## Task objective
Restate, word for word, all of the material shown below.

Figure content listings
·····
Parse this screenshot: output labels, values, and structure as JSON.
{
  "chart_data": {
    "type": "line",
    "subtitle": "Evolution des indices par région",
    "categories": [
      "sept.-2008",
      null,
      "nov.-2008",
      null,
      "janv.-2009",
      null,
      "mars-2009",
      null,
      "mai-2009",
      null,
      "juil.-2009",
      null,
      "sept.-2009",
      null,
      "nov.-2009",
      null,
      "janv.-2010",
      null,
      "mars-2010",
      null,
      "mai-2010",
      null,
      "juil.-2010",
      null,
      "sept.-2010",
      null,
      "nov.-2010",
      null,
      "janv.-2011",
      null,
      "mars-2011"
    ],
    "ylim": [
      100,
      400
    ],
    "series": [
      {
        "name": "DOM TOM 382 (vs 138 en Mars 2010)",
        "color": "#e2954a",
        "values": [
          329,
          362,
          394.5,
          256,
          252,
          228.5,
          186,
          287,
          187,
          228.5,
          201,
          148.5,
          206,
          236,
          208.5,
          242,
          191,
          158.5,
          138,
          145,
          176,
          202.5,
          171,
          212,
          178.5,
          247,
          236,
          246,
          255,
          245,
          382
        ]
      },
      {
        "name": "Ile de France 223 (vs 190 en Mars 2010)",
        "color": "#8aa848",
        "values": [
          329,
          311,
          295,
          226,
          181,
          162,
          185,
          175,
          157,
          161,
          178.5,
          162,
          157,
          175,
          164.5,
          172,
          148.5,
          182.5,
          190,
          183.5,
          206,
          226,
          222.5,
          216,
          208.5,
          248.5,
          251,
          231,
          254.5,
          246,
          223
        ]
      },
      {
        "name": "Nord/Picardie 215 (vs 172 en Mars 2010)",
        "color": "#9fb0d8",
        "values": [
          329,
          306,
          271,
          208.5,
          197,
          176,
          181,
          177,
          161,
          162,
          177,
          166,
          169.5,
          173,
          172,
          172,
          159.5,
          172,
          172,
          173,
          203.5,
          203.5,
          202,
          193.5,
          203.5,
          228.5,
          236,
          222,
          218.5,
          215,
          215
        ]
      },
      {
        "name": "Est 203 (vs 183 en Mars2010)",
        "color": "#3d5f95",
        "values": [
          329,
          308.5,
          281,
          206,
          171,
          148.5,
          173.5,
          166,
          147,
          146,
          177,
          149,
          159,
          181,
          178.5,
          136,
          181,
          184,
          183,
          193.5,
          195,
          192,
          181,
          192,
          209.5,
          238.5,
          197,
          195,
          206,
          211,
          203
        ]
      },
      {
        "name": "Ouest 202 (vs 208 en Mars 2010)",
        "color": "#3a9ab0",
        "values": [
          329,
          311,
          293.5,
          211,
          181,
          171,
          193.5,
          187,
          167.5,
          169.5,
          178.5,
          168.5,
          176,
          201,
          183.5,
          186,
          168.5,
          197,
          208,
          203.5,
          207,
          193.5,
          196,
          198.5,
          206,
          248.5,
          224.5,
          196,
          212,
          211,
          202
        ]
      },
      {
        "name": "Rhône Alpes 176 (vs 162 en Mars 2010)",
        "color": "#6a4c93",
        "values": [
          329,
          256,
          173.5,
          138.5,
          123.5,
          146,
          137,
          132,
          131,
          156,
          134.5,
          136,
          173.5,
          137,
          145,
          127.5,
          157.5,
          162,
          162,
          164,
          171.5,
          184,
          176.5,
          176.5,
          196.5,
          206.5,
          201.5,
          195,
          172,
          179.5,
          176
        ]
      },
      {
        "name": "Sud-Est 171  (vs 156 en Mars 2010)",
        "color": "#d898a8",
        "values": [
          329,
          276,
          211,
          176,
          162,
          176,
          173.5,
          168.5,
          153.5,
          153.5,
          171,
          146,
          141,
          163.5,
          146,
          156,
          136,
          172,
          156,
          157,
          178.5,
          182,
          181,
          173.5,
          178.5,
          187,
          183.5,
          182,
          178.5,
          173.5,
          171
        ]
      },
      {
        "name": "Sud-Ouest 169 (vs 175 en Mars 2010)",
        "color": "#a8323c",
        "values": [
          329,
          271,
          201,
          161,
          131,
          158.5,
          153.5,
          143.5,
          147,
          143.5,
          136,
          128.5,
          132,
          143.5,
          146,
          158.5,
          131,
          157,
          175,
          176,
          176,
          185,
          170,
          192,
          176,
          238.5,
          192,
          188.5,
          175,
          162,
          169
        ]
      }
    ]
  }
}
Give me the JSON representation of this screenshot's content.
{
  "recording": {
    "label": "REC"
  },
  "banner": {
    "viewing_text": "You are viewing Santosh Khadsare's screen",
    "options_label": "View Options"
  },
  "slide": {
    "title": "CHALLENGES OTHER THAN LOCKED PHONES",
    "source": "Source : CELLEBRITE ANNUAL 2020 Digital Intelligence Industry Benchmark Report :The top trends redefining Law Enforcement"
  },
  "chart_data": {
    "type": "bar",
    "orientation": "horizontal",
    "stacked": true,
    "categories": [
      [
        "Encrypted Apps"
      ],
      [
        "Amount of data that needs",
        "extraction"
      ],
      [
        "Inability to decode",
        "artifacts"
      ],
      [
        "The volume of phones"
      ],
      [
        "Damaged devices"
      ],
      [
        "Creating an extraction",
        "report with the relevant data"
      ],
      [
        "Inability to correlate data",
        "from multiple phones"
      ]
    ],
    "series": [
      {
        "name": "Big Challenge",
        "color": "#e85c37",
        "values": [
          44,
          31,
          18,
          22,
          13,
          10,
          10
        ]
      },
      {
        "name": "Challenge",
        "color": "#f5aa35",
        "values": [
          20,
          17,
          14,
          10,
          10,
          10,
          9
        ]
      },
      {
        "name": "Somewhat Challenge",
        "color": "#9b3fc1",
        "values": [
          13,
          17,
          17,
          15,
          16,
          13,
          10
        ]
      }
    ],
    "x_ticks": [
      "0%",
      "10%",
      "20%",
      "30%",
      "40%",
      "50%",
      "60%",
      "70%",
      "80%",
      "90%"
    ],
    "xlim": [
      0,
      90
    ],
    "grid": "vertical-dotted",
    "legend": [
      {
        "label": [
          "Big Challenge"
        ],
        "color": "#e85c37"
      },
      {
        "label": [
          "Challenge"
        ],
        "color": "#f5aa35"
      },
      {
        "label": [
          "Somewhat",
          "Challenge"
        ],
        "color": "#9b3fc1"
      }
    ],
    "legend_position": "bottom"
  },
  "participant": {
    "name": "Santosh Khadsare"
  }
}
·····
## Solution to this task
Parse this screenshot: output labels, values, and structure as JSON.
{
  "chart_data": {
    "type": "line",
    "subtitle": "Evolution des indices par région",
    "categories": [
      "sept.-2008",
      null,
      "nov.-2008",
      null,
      "janv.-2009",
      null,
      "mars-2009",
      null,
      "mai-2009",
      null,
      "juil.-2009",
      null,
      "sept.-2009",
      null,
      "nov.-2009",
      null,
      "janv.-2010",
      null,
      "mars-2010",
      null,
      "mai-2010",
      null,
      "juil.-2010",
      null,
      "sept.-2010",
      null,
      "nov.-2010",
      null,
      "janv.-2011",
      null,
      "mars-2011"
    ],
    "ylim": [
      100,
      400
    ],
    "series": [
      {
        "name": "DOM TOM 382 (vs 138 en Mars 2010)",
        "color": "#e2954a",
        "values": [
          329,
          362,
          394.5,
          256,
          252,
          228.5,
          186,
          287,
          187,
          228.5,
          201,
          148.5,
          206,
          236,
          208.5,
          242,
          191,
          158.5,
          138,
          145,
          176,
          202.5,
          171,
          212,
          178.5,
          247,
          236,
          246,
          255,
          245,
          382
        ]
      },
      {
        "name": "Ile de France 223 (vs 190 en Mars 2010)",
        "color": "#8aa848",
        "values": [
          329,
          311,
          295,
          226,
          181,
          162,
          185,
          175,
          157,
          161,
          178.5,
          162,
          157,
          175,
          164.5,
          172,
          148.5,
          182.5,
          190,
          183.5,
          206,
          226,
          222.5,
          216,
          208.5,
          248.5,
          251,
          231,
          254.5,
          246,
          223
        ]
      },
      {
        "name": "Nord/Picardie 215 (vs 172 en Mars 2010)",
        "color": "#9fb0d8",
        "values": [
          329,
          306,
          271,
          208.5,
          197,
          176,
          181,
          177,
          161,
          162,
          177,
          166,
          169.5,
          173,
          172,
          172,
          159.5,
          172,
          172,
          173,
          203.5,
          203.5,
          202,
          193.5,
          203.5,
          228.5,
          236,
          222,
          218.5,
          215,
          215
        ]
      },
      {
        "name": "Est 203 (vs 183 en Mars2010)",
        "color": "#3d5f95",
        "values": [
          329,
          308.5,
          281,
          206,
          171,
          148.5,
          173.5,
          166,
          147,
          146,
          177,
          149,
          159,
          181,
          178.5,
          136,
          181,
          184,
          183,
          193.5,
          195,
          192,
          181,
          192,
          209.5,
          238.5,
          197,
          195,
          206,
          211,
          203
        ]
      },
      {
        "name": "Ouest 202 (vs 208 en Mars 2010)",
        "color": "#3a9ab0",
        "values": [
          329,
          311,
          293.5,
          211,
          181,
          171,
          193.5,
          187,
          167.5,
          169.5,
          178.5,
          168.5,
          176,
          201,
          183.5,
          186,
          168.5,
          197,
          208,
          203.5,
          207,
          193.5,
          196,
          198.5,
          206,
          248.5,
          224.5,
          196,
          212,
          211,
          202
        ]
      },
      {
        "name": "Rhône Alpes 176 (vs 162 en Mars 2010)",
        "color": "#6a4c93",
        "values": [
          329,
          256,
          173.5,
          138.5,
          123.5,
          146,
          137,
          132,
          131,
          156,
          134.5,
          136,
          173.5,
          137,
          145,
          127.5,
          157.5,
          162,
          162,
          164,
          171.5,
          184,
          176.5,
          176.5,
          196.5,
          206.5,
          201.5,
          195,
          172,
          179.5,
          176
        ]
      },
      {
        "name": "Sud-Est 171  (vs 156 en Mars 2010)",
        "color": "#d898a8",
        "values": [
          329,
          276,
          211,
          176,
          162,
          176,
          173.5,
          168.5,
          153.5,
          153.5,
          171,
          146,
          141,
          163.5,
          146,
          156,
          136,
          172,
          156,
          157,
          178.5,
          182,
          181,
          173.5,
          178.5,
          187,
          183.5,
          182,
          178.5,
          173.5,
          171
        ]
      },
      {
        "name": "Sud-Ouest 169 (vs 175 en Mars 2010)",
        "color": "#a8323c",
        "values": [
          329,
          271,
          201,
          161,
          131,
          158.5,
          153.5,
          143.5,
          147,
          143.5,
          136,
          128.5,
          132,
          143.5,
          146,
          158.5,
          131,
          157,
          175,
          176,
          176,
          185,
          170,
          192,
          176,
          238.5,
          192,
          188.5,
          175,
          162,
          169
        ]
      }
    ]
  }
}
Give me the JSON representation of this screenshot's content.
{
  "recording": {
    "label": "REC"
  },
  "banner": {
    "viewing_text": "You are viewing Santosh Khadsare's screen",
    "options_label": "View Options"
  },
  "slide": {
    "title": "CHALLENGES OTHER THAN LOCKED PHONES",
    "source": "Source : CELLEBRITE ANNUAL 2020 Digital Intelligence Industry Benchmark Report :The top trends redefining Law Enforcement"
  },
  "chart_data": {
    "type": "bar",
    "orientation": "horizontal",
    "stacked": true,
    "categories": [
      [
        "Encrypted Apps"
      ],
      [
        "Amount of data that needs",
        "extraction"
      ],
      [
        "Inability to decode",
        "artifacts"
      ],
      [
        "The volume of phones"
      ],
      [
        "Damaged devices"
      ],
      [
        "Creating an extraction",
        "report with the relevant data"
      ],
      [
        "Inability to correlate data",
        "from multiple phones"
      ]
    ],
    "series": [
      {
        "name": "Big Challenge",
        "color": "#e85c37",
        "values": [
          44,
          31,
          18,
          22,
          13,
          10,
          10
        ]
      },
      {
        "name": "Challenge",
        "color": "#f5aa35",
        "values": [
          20,
          17,
          14,
          10,
          10,
          10,
          9
        ]
      },
      {
        "name": "Somewhat Challenge",
        "color": "#9b3fc1",
        "values": [
          13,
          17,
          17,
          15,
          16,
          13,
          10
        ]
      }
    ],
    "x_ticks": [
      "0%",
      "10%",
      "20%",
      "30%",
      "40%",
      "50%",
      "60%",
      "70%",
      "80%",
      "90%"
    ],
    "xlim": [
      0,
      90
    ],
    "grid": "vertical-dotted",
    "legend": [
      {
        "label": [
          "Big Challenge"
        ],
        "color": "#e85c37"
      },
      {
        "label": [
          "Challenge"
        ],
        "color": "#f5aa35"
      },
      {
        "label": [
          "Somewhat",
          "Challenge"
        ],
        "color": "#9b3fc1"
      }
    ],
    "legend_position": "bottom"
  },
  "participant": {
    "name": "Santosh Khadsare"
  }
}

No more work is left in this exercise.